EXERCISE: Wherever the word "name" turns up in a line of the entries, copy that line.

DATASET EXTRACT:
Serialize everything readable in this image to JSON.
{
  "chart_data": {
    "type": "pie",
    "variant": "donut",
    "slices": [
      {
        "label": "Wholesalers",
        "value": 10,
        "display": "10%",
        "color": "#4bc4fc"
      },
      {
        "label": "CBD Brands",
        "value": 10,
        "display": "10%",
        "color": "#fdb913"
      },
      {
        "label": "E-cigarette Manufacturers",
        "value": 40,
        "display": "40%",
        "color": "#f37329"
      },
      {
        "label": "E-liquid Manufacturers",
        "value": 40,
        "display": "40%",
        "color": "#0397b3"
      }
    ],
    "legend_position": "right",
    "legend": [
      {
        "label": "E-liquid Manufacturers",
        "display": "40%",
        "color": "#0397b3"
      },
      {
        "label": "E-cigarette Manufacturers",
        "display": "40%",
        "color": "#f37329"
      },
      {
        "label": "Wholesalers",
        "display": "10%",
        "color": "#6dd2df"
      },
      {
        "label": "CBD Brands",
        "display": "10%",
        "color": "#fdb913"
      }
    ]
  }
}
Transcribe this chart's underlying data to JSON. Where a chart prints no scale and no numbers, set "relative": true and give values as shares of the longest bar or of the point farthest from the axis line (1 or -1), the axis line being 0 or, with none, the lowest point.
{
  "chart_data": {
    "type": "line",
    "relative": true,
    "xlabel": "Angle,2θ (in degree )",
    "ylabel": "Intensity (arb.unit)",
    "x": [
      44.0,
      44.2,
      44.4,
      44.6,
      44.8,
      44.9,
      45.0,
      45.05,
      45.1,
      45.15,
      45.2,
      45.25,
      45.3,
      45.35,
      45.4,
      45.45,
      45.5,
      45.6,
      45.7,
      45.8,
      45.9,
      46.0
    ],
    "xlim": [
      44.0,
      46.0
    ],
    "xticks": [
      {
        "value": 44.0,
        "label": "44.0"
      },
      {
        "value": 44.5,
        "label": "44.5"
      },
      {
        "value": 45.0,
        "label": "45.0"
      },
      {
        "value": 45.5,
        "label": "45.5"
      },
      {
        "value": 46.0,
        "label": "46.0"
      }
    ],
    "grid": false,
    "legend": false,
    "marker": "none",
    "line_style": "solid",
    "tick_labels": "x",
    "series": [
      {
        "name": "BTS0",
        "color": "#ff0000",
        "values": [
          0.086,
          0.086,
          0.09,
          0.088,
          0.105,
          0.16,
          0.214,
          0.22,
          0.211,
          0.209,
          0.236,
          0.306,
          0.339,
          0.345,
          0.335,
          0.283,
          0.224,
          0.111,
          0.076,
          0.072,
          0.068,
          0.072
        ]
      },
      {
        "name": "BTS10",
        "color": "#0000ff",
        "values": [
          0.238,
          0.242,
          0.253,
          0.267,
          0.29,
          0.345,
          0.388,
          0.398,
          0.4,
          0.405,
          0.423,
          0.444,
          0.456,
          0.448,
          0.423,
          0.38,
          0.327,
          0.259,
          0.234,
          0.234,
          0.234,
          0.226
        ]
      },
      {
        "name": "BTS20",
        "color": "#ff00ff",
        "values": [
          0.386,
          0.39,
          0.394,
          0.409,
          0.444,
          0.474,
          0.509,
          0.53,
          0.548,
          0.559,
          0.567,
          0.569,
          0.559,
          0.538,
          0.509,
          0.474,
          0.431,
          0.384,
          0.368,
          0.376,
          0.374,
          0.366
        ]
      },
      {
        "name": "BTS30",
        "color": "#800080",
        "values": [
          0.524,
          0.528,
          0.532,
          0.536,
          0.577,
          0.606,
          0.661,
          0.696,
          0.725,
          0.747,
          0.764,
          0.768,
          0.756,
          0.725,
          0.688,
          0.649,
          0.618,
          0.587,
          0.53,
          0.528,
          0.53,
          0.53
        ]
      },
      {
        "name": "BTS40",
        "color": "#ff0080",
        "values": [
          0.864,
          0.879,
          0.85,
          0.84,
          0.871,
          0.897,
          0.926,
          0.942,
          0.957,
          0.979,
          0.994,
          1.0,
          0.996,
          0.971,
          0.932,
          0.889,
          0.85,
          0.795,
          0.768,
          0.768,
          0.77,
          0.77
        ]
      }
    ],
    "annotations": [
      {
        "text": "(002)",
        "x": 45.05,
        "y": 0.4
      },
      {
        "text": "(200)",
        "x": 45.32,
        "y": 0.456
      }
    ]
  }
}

TASK OUTPUT:
        "name": "BTS0",
        "name": "BTS10",
        "name": "BTS20",
        "name": "BTS30",
        "name": "BTS40",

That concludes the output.